> _SOURCE TEXT_:
= = =

# General Mandolin Topics > General Mandolin Discussions >  Gillian welch

## Caleb

....but one that keeps bugging me. Do you pronounce her name with a hard G like the name Gilligan? Or does the G sounds like a J like with the name Jillian? 

Love her music, but I always feel like a knucklehead when I try to talk about her to others, since I'm not sure how to tell them her name. 

thanks....

----------


## John Flynn

I have mostly heard it pronounced with the "J" sound.

----------


## sunburst

It's the G sound, not the J.

----------


## Walter Newton

She pronounces it with a hard "G" like Girl on the live recordings etc. I've heard.

----------


## OlderThanWillie

It's a hard G like Vince Gill.

----------


## Mike Buesseler

This knocks me out! Just half an hour ago, my wife was sorting through some CDs and came across a GWelch tune and asked me that same question. I said I thought it was the G sound, not the J. Now, here's the answer, same place I get most of my answers--at the Cafe. I just didn't expect to find this one...and not _today_!! Amazing!

----------


## Caleb

(Twilight zone music appears in the distance...)

----------


## allenhopkins

Amazing singer and songwriter -- SoCal girl raised on show tunes channels Lilly Mae Ledford -- could listen to her endlessly.

----------


## fwoompf

Buh! I originally used the hard G (like in my name) but someone corrected me and said it was the J...it's seriously the hard G?

----------


## jefflester

Just to confuse us all, actress Gillian Anderson (Scully on X-Files, most recently in The Last King of Scotland) pronounces her name with the "J" sound.

----------


## delsbrother

All interviews/introductions I've heard use the hard G.

----------


## mandopete

Good thing she ain't married to Chris Thile, eh?

----------


## jim_n_virginia

We do several of her songs in our trio. I have always heard it pronounced with the hard G.

----------


## jim_n_virginia

> Good thing she ain't married to Chris Thile, eh?


or sister to Ann Jillian .... Gillian Jillian?!?!?!

----------


## Frank Russell

with Jilligan, the skipper too...

----------


## Alex Orr

I heard her do a promo spot for American Routes on NPR. #She said, "Hi, this is Gillian Welch and you're listening to American Routes." #She pronounced her name with the "G" sounding like it would in "good" or "girl".

= = =

[Bounding box annotations]
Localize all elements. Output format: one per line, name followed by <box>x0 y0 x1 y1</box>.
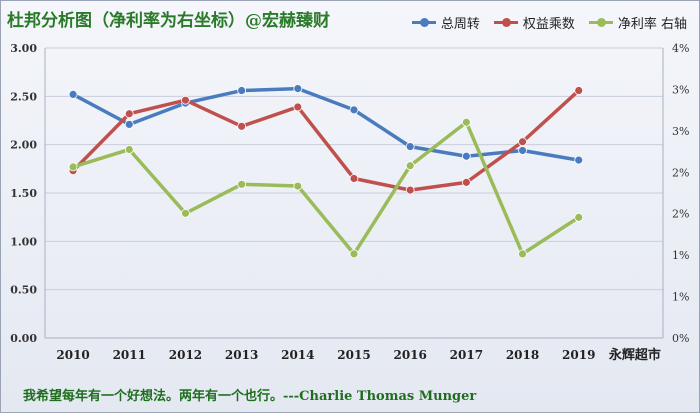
right-tick-label: 1% <box>672 291 689 304</box>
data-point <box>574 86 584 95</box>
legend-label: 总周转 <box>440 17 480 32</box>
left-tick-label: 3.00 <box>10 42 37 55</box>
left-tick-label: 1.00 <box>10 235 37 248</box>
data-point <box>405 185 415 195</box>
left-tick-label: 0.00 <box>10 332 37 345</box>
data-point <box>124 145 134 154</box>
x-tick-label: 2012 <box>169 348 202 362</box>
data-point <box>461 117 471 127</box>
series-line-3 <box>71 120 581 256</box>
left-tick-label: 1.50 <box>10 187 37 200</box>
legend: 总周转 权益乘数 净利率 右轴 <box>411 13 687 32</box>
data-point <box>461 177 471 187</box>
data-point <box>574 212 584 222</box>
x-tick-label: 2011 <box>113 348 146 362</box>
x-tick-label: 2018 <box>506 348 539 362</box>
data-point <box>293 84 303 93</box>
left-tick-label: 2.50 <box>10 90 37 103</box>
x-tick-label: 2014 <box>281 348 314 362</box>
series-line-1 <box>71 86 581 162</box>
watermark-label: 永辉超市 <box>608 347 661 363</box>
data-point <box>181 208 190 218</box>
data-point <box>124 109 134 119</box>
right-tick-label: 4% <box>672 42 689 55</box>
data-point <box>461 151 471 161</box>
data-point <box>237 121 247 131</box>
data-point <box>405 161 415 171</box>
data-point <box>68 162 78 172</box>
x-tick-label: 2019 <box>562 348 595 362</box>
data-point <box>349 249 359 259</box>
legend-swatch <box>411 18 436 27</box>
right-tick-label: 3% <box>672 125 689 138</box>
data-point <box>518 137 527 147</box>
data-point <box>124 119 134 129</box>
legend-label: 权益乘数 <box>522 17 575 32</box>
right-tick-label: 3% <box>672 83 689 96</box>
legend-swatch <box>493 18 518 27</box>
data-point <box>405 142 415 152</box>
legend-item: 权益乘数 <box>493 13 575 32</box>
data-point <box>68 90 78 99</box>
data-point <box>293 181 303 191</box>
right-tick-label: 2% <box>672 166 689 179</box>
data-point <box>181 95 190 105</box>
right-tick-label: 1% <box>672 249 689 262</box>
series-line-2 <box>71 88 581 192</box>
quote-footer: 我希望每年有一个好想法。两年有一个也行。---Charlie Thomas Mu… <box>23 389 477 404</box>
x-tick-label: 2010 <box>56 348 89 362</box>
chart-title: 杜邦分析图（净利率为右坐标）@宏赫臻财 <box>7 11 330 31</box>
data-point <box>574 155 584 165</box>
right-tick-label: 0% <box>672 332 689 345</box>
data-point <box>349 174 359 183</box>
data-point <box>518 249 527 259</box>
legend-item: 总周转 <box>411 13 480 32</box>
data-point <box>237 86 247 95</box>
x-tick-label: 2015 <box>337 348 370 362</box>
left-tick-label: 0.50 <box>10 284 37 297</box>
x-tick-label: 2016 <box>393 348 426 362</box>
legend-label: 净利率 右轴 <box>617 17 687 32</box>
legend-swatch <box>588 18 613 27</box>
right-tick-label: 2% <box>672 208 689 221</box>
data-point <box>293 102 303 112</box>
legend-item: 净利率 右轴 <box>588 13 687 32</box>
data-point <box>349 105 359 115</box>
left-tick-label: 2.00 <box>10 139 37 152</box>
data-point <box>237 179 247 189</box>
data-point <box>518 146 527 155</box>
x-tick-label: 2013 <box>225 348 258 362</box>
x-tick-label: 2017 <box>450 348 483 362</box>
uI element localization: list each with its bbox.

= = =

> _PROBLEM SET_:
a: Summarize the Gillian Welch pronunciation thread in two sentences.
b: Extend the Gillian Welch pronunciation thread by writing the next reply after the last post shown.

> _RESPONSES BY TASK_:
a: A forum member asks whether Gillian Welch's first name is pronounced with a hard G, as in Gilligan, or with a J sound, as in Jillian. Although one reply reports mostly hearing the J sound, most respondents say it is a hard G, and one recounts hearing her pronounce it that way in a promo spot for American Routes on NPR.

b:
On a somewhat sad/funny note... I have an ex-girlfriend named Gillian. She dumped me years back and it really tore me up for a while. I got into Gillian Welch about the same time, actually from hearing her on American Routes, and when I'd tell people about this cool new singer/songwriter I'd heard, I'd always pronounce it like I heard Gillian Welch say her name on the show. My ex's name was pronounced like the actress from the X-Files. At some point a buddy of mine who really like Gillian Welch took me aside and told me that it was kind've lame that I had to pronouce the singer's name diferently from my ex-girlfriend's name. His reasoning was that I was intentionaly mispronouncing the singer's name because I couldn't bear to say my ex's name and he felt that was just pathetic. I told him that I had heard Gillian Welch herself pronounce her name the way I was saying it but the guy wouldn't buy it. It was weeks later when he called me up and told me that he had heard Gillian Welch interviewed on some show and that indeed, I was right, and that I wasn't just being really pathetic about saying my ex's name. I actually won a six-pack off of the whole controversy  Looking back it's kind've amusing. If I ever meet Gillian welch, perhaps she would be amused...or perhaps she's sick of hearing stories about her name.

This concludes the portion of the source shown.